### [Written problem]
From the items below, pull out each line that contains the string "spectrum" and copy it in full.

####################

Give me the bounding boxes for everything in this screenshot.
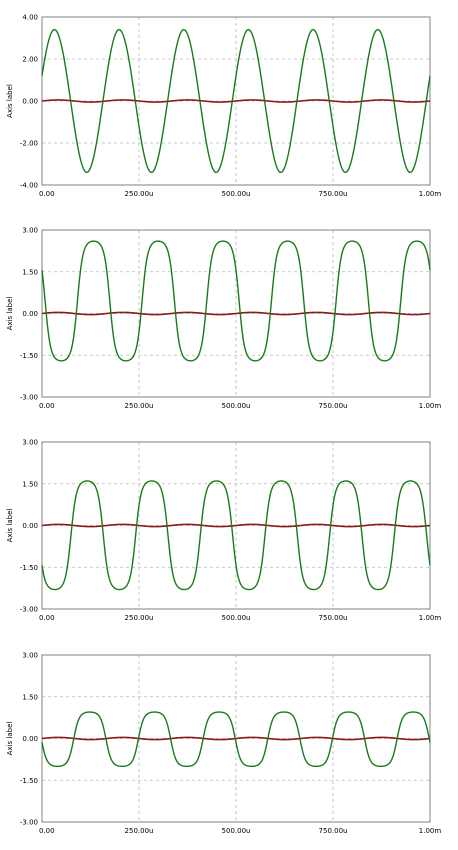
y-tick-label: 0.00 bbox=[22, 735, 38, 743]
x-tick-label: 750.00u bbox=[319, 402, 348, 410]
y-tick-label: -3.00 bbox=[20, 394, 38, 402]
series-line-green bbox=[41, 28, 431, 174]
y-tick-label: -3.00 bbox=[20, 606, 38, 614]
x-tick-label: 750.00u bbox=[319, 190, 348, 198]
series-line-red bbox=[41, 523, 431, 528]
series-line-red bbox=[41, 736, 431, 741]
y-tick-label: 1.50 bbox=[22, 480, 38, 488]
y-tick-label: -1.50 bbox=[20, 777, 38, 785]
x-tick-label: 0.00 bbox=[39, 614, 55, 622]
y-tick-label: -1.50 bbox=[20, 352, 38, 360]
x-tick-label: 500.00u bbox=[222, 614, 251, 622]
y-axis-label: Axis label bbox=[6, 297, 14, 331]
y-tick-label: -1.50 bbox=[20, 564, 38, 572]
y-tick-label: 4.00 bbox=[22, 14, 38, 22]
x-tick-label: 750.00u bbox=[319, 827, 348, 835]
y-tick-label: 0.00 bbox=[22, 522, 38, 530]
chart-panel-3: 3.001.500.00-1.50-3.000.00 250.00u 500.00u… bbox=[6, 439, 441, 623]
x-tick-label: 250.00u bbox=[125, 827, 154, 835]
series-line-green bbox=[41, 711, 431, 768]
y-tick-label: 3.00 bbox=[22, 439, 38, 447]
y-tick-label: -2.00 bbox=[20, 140, 38, 148]
x-tick-label: 250.00u bbox=[125, 190, 154, 198]
y-axis-label: Axis label bbox=[6, 509, 14, 543]
x-tick-label: 1.00m bbox=[419, 402, 442, 410]
series-line-green bbox=[41, 240, 431, 362]
x-tick-label: 500.00u bbox=[222, 190, 251, 198]
x-tick-label: 250.00u bbox=[125, 402, 154, 410]
y-tick-label: 1.50 bbox=[22, 268, 38, 276]
x-tick-label: 500.00u bbox=[222, 402, 251, 410]
x-tick-label: 1.00m bbox=[419, 614, 442, 622]
x-tick-label: 250.00u bbox=[125, 614, 154, 622]
x-tick-label: 0.00 bbox=[39, 402, 55, 410]
series-line-red bbox=[41, 311, 431, 316]
chart-panel-4: 3.001.500.00-1.50-3.000.00 250.00u 500.00u… bbox=[6, 652, 441, 836]
x-tick-label: 0.00 bbox=[39, 827, 55, 835]
y-tick-label: 2.00 bbox=[22, 56, 38, 64]
y-tick-label: 0.00 bbox=[22, 310, 38, 318]
y-tick-label: 3.00 bbox=[22, 227, 38, 235]
y-tick-label: -4.00 bbox=[20, 182, 38, 190]
chart-panel-1: 4.002.000.00-2.00-4.000.00 250.00u 500.00u… bbox=[6, 14, 441, 199]
series-line-red bbox=[41, 99, 431, 103]
y-tick-label: 3.00 bbox=[22, 652, 38, 660]
x-tick-label: 750.00u bbox=[319, 614, 348, 622]
y-tick-label: -3.00 bbox=[20, 819, 38, 827]
y-axis-label: Axis label bbox=[6, 722, 14, 756]
series-line-green bbox=[41, 480, 431, 591]
y-tick-label: 0.00 bbox=[22, 98, 38, 106]
x-tick-label: 0.00 bbox=[39, 190, 55, 198]
x-tick-label: 500.00u bbox=[222, 827, 251, 835]
x-tick-label: 1.00m bbox=[419, 827, 442, 835]
x-tick-label: 1.00m bbox=[419, 190, 442, 198]
chart-panel-2: 3.001.500.00-1.50-3.000.00 250.00u 500.00u… bbox=[6, 227, 441, 411]
y-tick-label: 1.50 bbox=[22, 693, 38, 701]
y-axis-label: Axis label bbox=[6, 84, 14, 118]
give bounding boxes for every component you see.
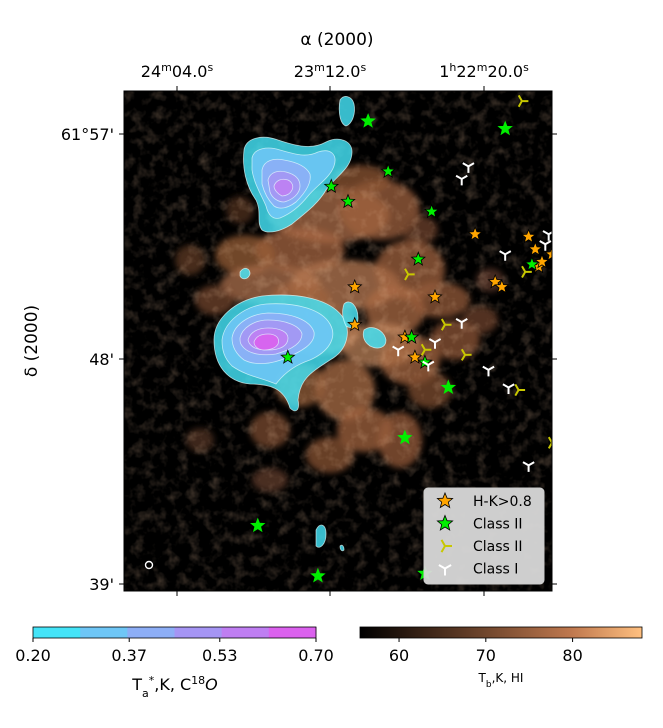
marker-3-7	[514, 383, 526, 397]
marker-4-8	[392, 345, 405, 357]
marker-4-5	[499, 250, 512, 261]
c18o-colorbar-label: Ta*,K, C18O	[131, 674, 218, 700]
marker-1-5	[407, 349, 423, 364]
hi-tick-1: 70	[476, 646, 496, 665]
marker-4-11	[502, 383, 515, 395]
marker-1-13	[534, 253, 550, 269]
marker-1-19	[602, 265, 615, 278]
marker-1-1	[347, 278, 363, 294]
legend-marker-1	[436, 514, 454, 531]
legend-marker-3	[438, 564, 452, 576]
marker-1-16	[562, 210, 575, 223]
marker-3-2	[404, 268, 415, 281]
marker-2-11	[524, 256, 540, 271]
hi-colorbar-label: Tb,K, HI	[478, 671, 524, 690]
beam-circle	[144, 560, 154, 570]
y-axis-label: δ (2000)	[22, 305, 42, 377]
legend-marker-2	[440, 539, 452, 553]
marker-3-5	[420, 343, 432, 356]
marker-1-11	[527, 241, 543, 256]
y-tick-label-2: 39'	[89, 575, 114, 594]
hi-tick-2: 80	[562, 646, 582, 665]
legend-marker-0	[436, 491, 454, 509]
marker-2-3	[323, 178, 340, 193]
marker-1-14	[544, 246, 552, 261]
marker-1-17	[569, 320, 582, 333]
marker-2-1	[360, 113, 376, 128]
marker-1-6	[427, 288, 443, 304]
marker-3-1	[517, 94, 529, 108]
marker-2-12	[403, 329, 420, 344]
c18o-tick-1: 0.37	[111, 646, 147, 665]
marker-1-2	[347, 316, 363, 332]
x-tick-label-1: 23m12.0s	[294, 61, 367, 82]
marker-2-7	[626, 129, 639, 142]
legend-label-3: Class I	[473, 562, 518, 578]
legend: H-K>0.8 Class II Class II Class I	[423, 487, 545, 585]
y-tick-label-0: 61°57'	[61, 125, 114, 144]
marker-1-20	[612, 283, 625, 296]
x-axis-label: α (2000)	[300, 30, 373, 50]
marker-4-3	[542, 230, 552, 241]
marker-4-6	[455, 318, 468, 329]
marker-2-10	[410, 251, 426, 266]
c18o-tick-3: 0.70	[298, 646, 334, 665]
marker-4-4	[539, 240, 552, 251]
x-tick-label-2: 1h22m20.0s	[439, 61, 529, 82]
c18o-tick-2: 0.53	[202, 646, 238, 665]
marker-3-4	[440, 318, 452, 331]
marker-3-3	[521, 265, 532, 279]
legend-label-0: H-K>0.8	[473, 494, 532, 510]
marker-2-8	[423, 203, 440, 219]
legend-box	[423, 487, 545, 585]
c18o-contours	[213, 96, 387, 552]
x-tick-label-0: 24m04.0s	[141, 61, 214, 82]
marker-3-9	[606, 279, 616, 290]
marker-1-21	[646, 283, 659, 296]
plot-frame	[123, 90, 553, 592]
marker-2-16	[397, 429, 413, 445]
marker-1-15	[559, 232, 572, 245]
marker-2-17	[310, 567, 326, 583]
marker-2-4	[340, 193, 356, 209]
marker-4-7	[428, 338, 442, 349]
axes: 24m04.0s 23m12.0s 1h22m20.0s 61°57' 48' 39'	[61, 61, 557, 596]
marker-1-18	[599, 272, 612, 285]
marker-4-9	[422, 360, 435, 372]
legend-label-2: Class II	[473, 539, 523, 555]
marker-2-13	[417, 354, 433, 369]
marker-1-10	[520, 228, 537, 244]
marker-2-14	[440, 379, 457, 394]
y-tick-label-1: 48'	[89, 350, 114, 369]
marker-2-15	[280, 349, 296, 364]
legend-label-1: Class II	[473, 517, 523, 533]
c18o-tick-0: 0.20	[15, 646, 51, 665]
marker-4-2	[455, 174, 468, 186]
marker-3-6	[460, 348, 472, 361]
colorbar-hi: 60 70 80 Tb,K, HI	[359, 626, 643, 690]
marker-4-12	[522, 461, 535, 472]
marker-1-7	[467, 226, 483, 241]
marker-2-5	[497, 120, 513, 136]
marker-2-2	[380, 163, 396, 179]
marker-4-10	[482, 365, 495, 377]
hi-tick-0: 60	[389, 646, 409, 665]
marker-3-8	[547, 436, 552, 449]
marker-2-6	[555, 132, 568, 145]
marker-1-9	[494, 278, 510, 294]
marker-2-19	[250, 517, 266, 533]
colorbar-c18o: 0.20 0.37 0.53 0.70 Ta*,K, C18O	[15, 626, 334, 700]
marker-4-1	[462, 162, 475, 173]
marker-2-9	[569, 195, 582, 208]
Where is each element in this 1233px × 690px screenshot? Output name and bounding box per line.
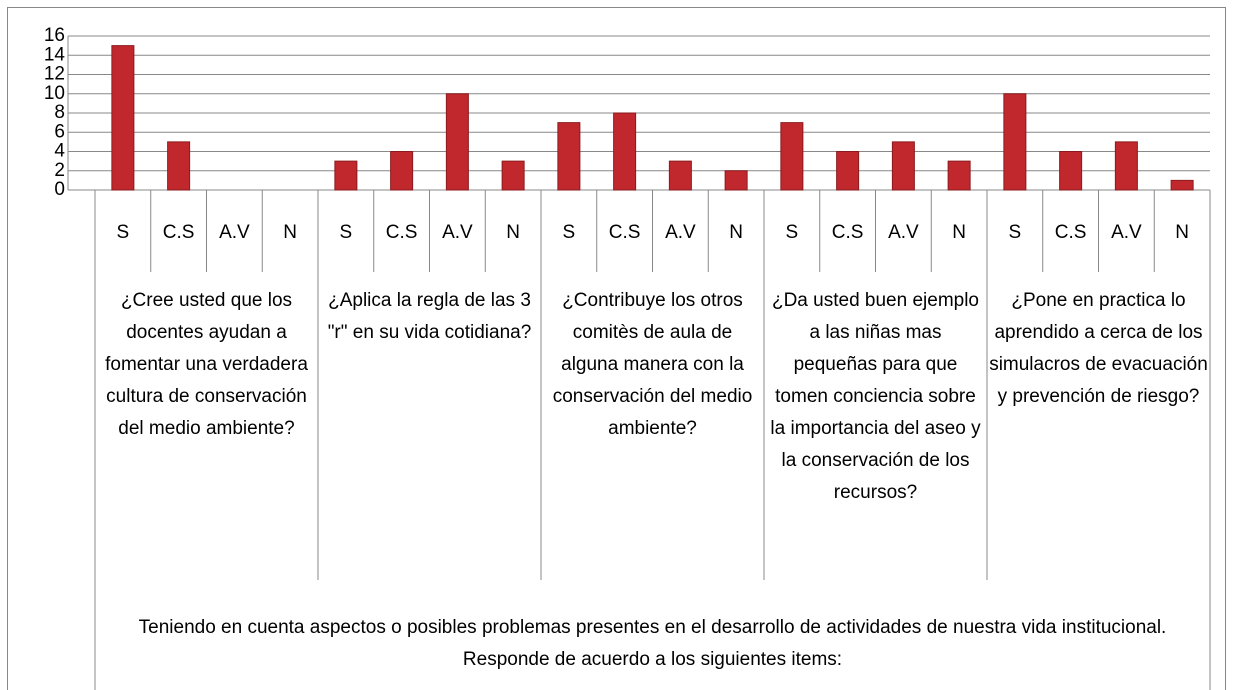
y-tick-label: 0 <box>54 179 65 200</box>
x-tick-label: N <box>283 222 297 243</box>
y-tick-label: 14 <box>44 44 66 65</box>
x-tick-label: C.S <box>163 222 195 243</box>
x-tick-label: C.S <box>1055 222 1087 243</box>
x-tick-label: A.V <box>665 222 696 243</box>
group-label: ¿Aplica la regla de las 3 "r" en su vida… <box>327 290 532 343</box>
group-label: ¿Da usted buen ejemplo a las niñas mas p… <box>770 290 981 503</box>
bar <box>613 112 637 191</box>
bar <box>1059 151 1083 191</box>
bar <box>111 45 135 191</box>
bar <box>780 122 804 191</box>
group-label: ¿Contribuye los otros comitès de aula de… <box>552 290 753 439</box>
x-tick-label: C.S <box>386 222 418 243</box>
y-tick-label: 16 <box>44 25 65 46</box>
y-tick-label: 12 <box>44 64 65 85</box>
bar <box>947 160 971 191</box>
x-tick-label: C.S <box>609 222 641 243</box>
y-tick-label: 4 <box>54 141 65 162</box>
bar <box>891 141 915 191</box>
x-tick-label: S <box>340 222 353 243</box>
x-axis-title: Teniendo en cuenta aspectos o posibles p… <box>138 617 1167 670</box>
x-tick-label: N <box>1175 222 1189 243</box>
bar <box>167 141 191 191</box>
bar <box>557 122 581 191</box>
bar <box>445 93 469 191</box>
bar <box>1114 141 1138 191</box>
group-label: ¿Cree usted que los docentes ayudan a fo… <box>105 290 308 439</box>
chart-border <box>7 7 1226 690</box>
x-tick-label: A.V <box>888 222 919 243</box>
x-tick-label: S <box>786 222 799 243</box>
bar <box>390 151 414 191</box>
x-tick-label: A.V <box>442 222 473 243</box>
bar <box>1003 93 1027 191</box>
x-tick-label: N <box>506 222 520 243</box>
y-tick-label: 8 <box>54 102 65 123</box>
x-tick-label: S <box>563 222 576 243</box>
x-tick-label: C.S <box>832 222 864 243</box>
bar <box>836 151 860 191</box>
y-tick-label: 6 <box>54 121 65 142</box>
x-tick-label: N <box>952 222 966 243</box>
bar <box>1170 179 1194 191</box>
x-tick-label: S <box>117 222 130 243</box>
x-tick-label: A.V <box>219 222 250 243</box>
y-tick-label: 10 <box>44 83 65 104</box>
bar <box>668 160 692 191</box>
y-tick-label: 2 <box>54 160 65 181</box>
bar <box>724 170 748 191</box>
x-tick-label: N <box>729 222 743 243</box>
group-label: ¿Pone en practica lo aprendido a cerca d… <box>989 290 1208 407</box>
x-tick-label: A.V <box>1111 222 1142 243</box>
x-tick-label: S <box>1009 222 1022 243</box>
bar <box>334 160 358 191</box>
bar <box>501 160 525 191</box>
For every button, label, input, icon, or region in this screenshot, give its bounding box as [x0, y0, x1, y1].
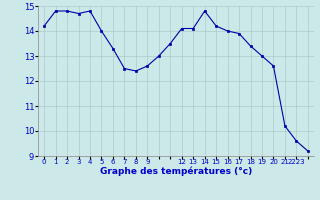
- X-axis label: Graphe des températures (°c): Graphe des températures (°c): [100, 167, 252, 176]
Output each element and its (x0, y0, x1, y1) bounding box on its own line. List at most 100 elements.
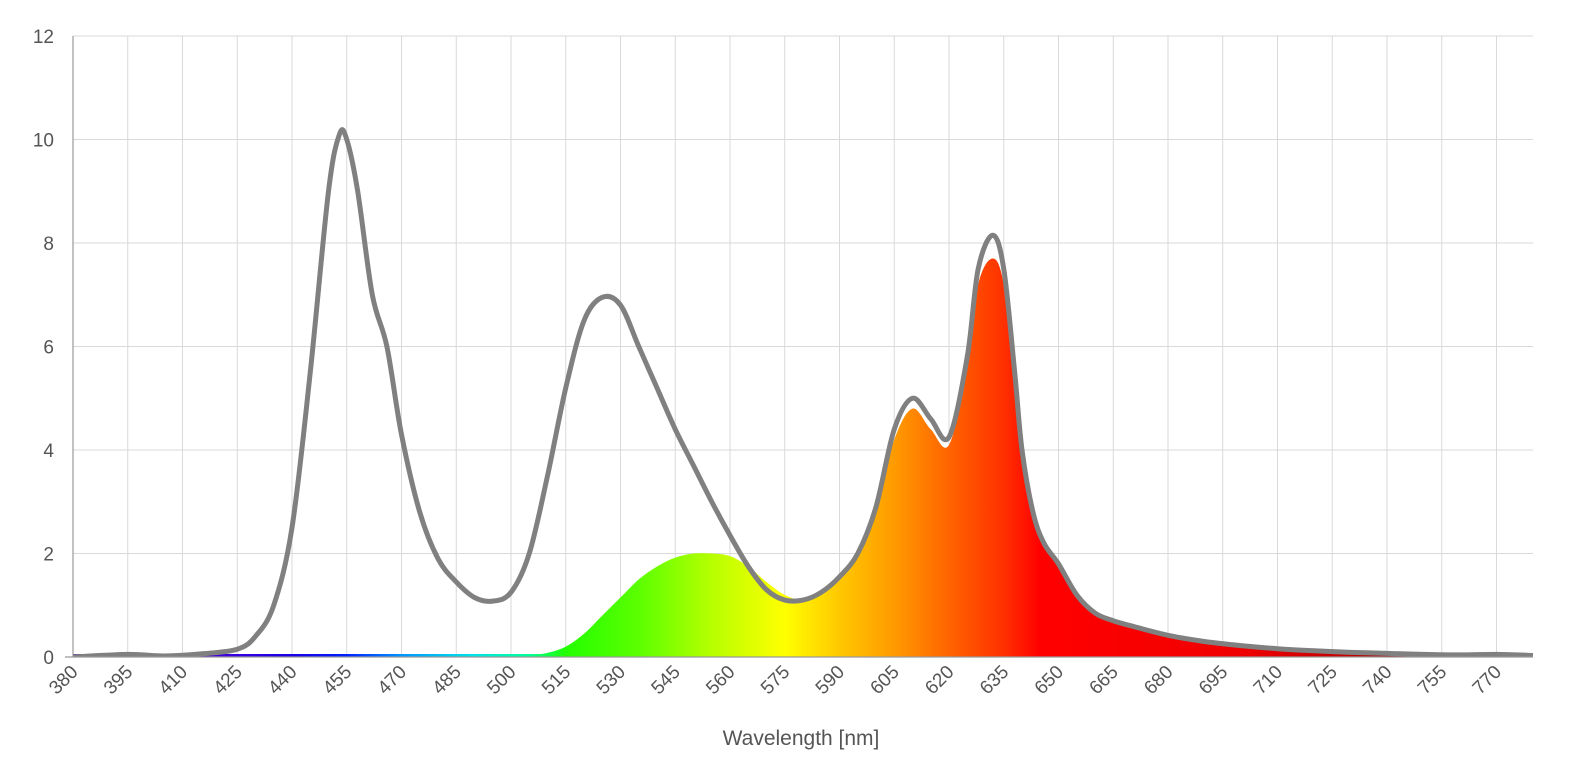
fill-data-point (1002, 282, 1006, 286)
x-axis-ticks: 380 395 410 425 440 455 470 485 500 515 530 545 560 5… (45, 662, 1506, 699)
x-tick-label: 665 (1086, 662, 1123, 699)
outline-data-point (673, 427, 677, 431)
fill-data-point (619, 595, 623, 599)
outline-data-point (370, 293, 374, 297)
x-tick-label: 680 (1140, 662, 1177, 699)
fill-data-point (1042, 541, 1046, 545)
fill-data-point (1093, 611, 1097, 615)
outline-data-point (965, 355, 969, 359)
x-tick-label: 485 (429, 662, 466, 699)
fill-data-point (892, 438, 896, 442)
outline-data-point (454, 580, 458, 584)
fill-data-point (911, 407, 915, 411)
fill-data-point (765, 580, 769, 584)
y-tick-label: 8 (43, 234, 54, 255)
fill-data-point (801, 598, 805, 602)
outline-data-point (290, 526, 294, 530)
outline-data-point (1020, 448, 1024, 452)
x-tick-label: 500 (483, 662, 520, 699)
x-tick-label: 770 (1469, 662, 1506, 699)
outline-data-point (728, 533, 732, 537)
y-tick-label: 6 (43, 338, 54, 359)
fill-data-point (1276, 647, 1280, 651)
outline-data-point (235, 647, 239, 651)
outline-data-point (929, 417, 933, 421)
outline-data-point (356, 189, 360, 193)
fill-data-point (856, 552, 860, 556)
grid (72, 35, 1533, 657)
outline-data-point (619, 303, 623, 307)
y-tick-label: 4 (43, 441, 54, 462)
x-tick-label: 725 (1305, 662, 1342, 699)
x-tick-label: 740 (1359, 662, 1396, 699)
fill-data-point (673, 556, 677, 560)
x-axis-title: Wavelength [nm] (723, 727, 880, 750)
outline-data-point (783, 598, 787, 602)
x-tick-label: 605 (867, 662, 904, 699)
x-tick-label: 395 (100, 662, 137, 699)
outline-data-point (308, 370, 312, 374)
x-tick-label: 635 (976, 662, 1013, 699)
outline-data-point (272, 603, 276, 607)
fill-data-point (1020, 453, 1024, 457)
fill-data-point (1166, 633, 1170, 637)
outline-data-point (400, 432, 404, 436)
fill-data-point (728, 554, 732, 558)
fill-data-point (546, 651, 550, 655)
fill-data-point (1203, 639, 1207, 643)
y-axis-ticks: 0 2 4 6 8 10 12 (33, 27, 55, 669)
fill-data-point (1239, 644, 1243, 648)
fill-data-point (991, 257, 995, 261)
outline-data-point (991, 233, 995, 237)
x-tick-label: 560 (702, 662, 739, 699)
fill-data-point (1057, 562, 1061, 566)
fill-data-point (600, 614, 604, 618)
x-tick-label: 710 (1250, 662, 1287, 699)
x-tick-label: 575 (757, 662, 794, 699)
fill-data-point (1013, 376, 1017, 380)
outline-data-point (327, 189, 331, 193)
fill-data-point (1312, 649, 1316, 653)
fill-data-point (1495, 652, 1499, 656)
outline-data-point (126, 652, 130, 656)
x-tick-label: 590 (812, 662, 849, 699)
fill-data-point (929, 427, 933, 431)
outline-data-point (527, 552, 531, 556)
outline-data-point (509, 590, 513, 594)
outline-data-point (1002, 267, 1006, 271)
fill-data-point (783, 593, 787, 597)
x-tick-label: 620 (921, 662, 958, 699)
fill-data-point (1111, 619, 1115, 623)
x-tick-label: 530 (593, 662, 630, 699)
fill-data-point (746, 564, 750, 568)
fill-data-point (976, 282, 980, 286)
x-tick-label: 425 (210, 662, 247, 699)
fill-data-point (1458, 653, 1462, 657)
spectrum-outline-line (73, 127, 1533, 657)
outline-data-point (436, 557, 440, 561)
x-tick-label: 455 (319, 662, 356, 699)
outline-data-point (892, 427, 896, 431)
outline-data-point (491, 599, 495, 603)
y-tick-label: 2 (43, 545, 54, 566)
outline-data-point (976, 267, 980, 271)
x-tick-label: 755 (1414, 662, 1451, 699)
outline-data-point (692, 464, 696, 468)
x-tick-label: 650 (1031, 662, 1068, 699)
fill-data-point (1130, 624, 1134, 628)
spectrum-baseline-strip (73, 654, 1533, 657)
outline-data-point (947, 435, 951, 439)
fill-data-point (838, 577, 842, 581)
fill-data-point (965, 365, 969, 369)
outline-data-point (911, 396, 915, 400)
fill-data-point (1422, 652, 1426, 656)
fill-data-point (1385, 651, 1389, 655)
outline-data-point (385, 345, 389, 349)
outline-data-point (546, 474, 550, 478)
y-tick-label: 12 (33, 27, 54, 48)
x-tick-label: 470 (374, 662, 411, 699)
outline-data-point (199, 652, 203, 656)
outline-data-point (1013, 370, 1017, 374)
fill-data-point (1031, 510, 1035, 514)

####################

### [Output]
spectrum-outline-line (73, 127, 1533, 657)
spectrum-baseline-strip (73, 654, 1533, 657)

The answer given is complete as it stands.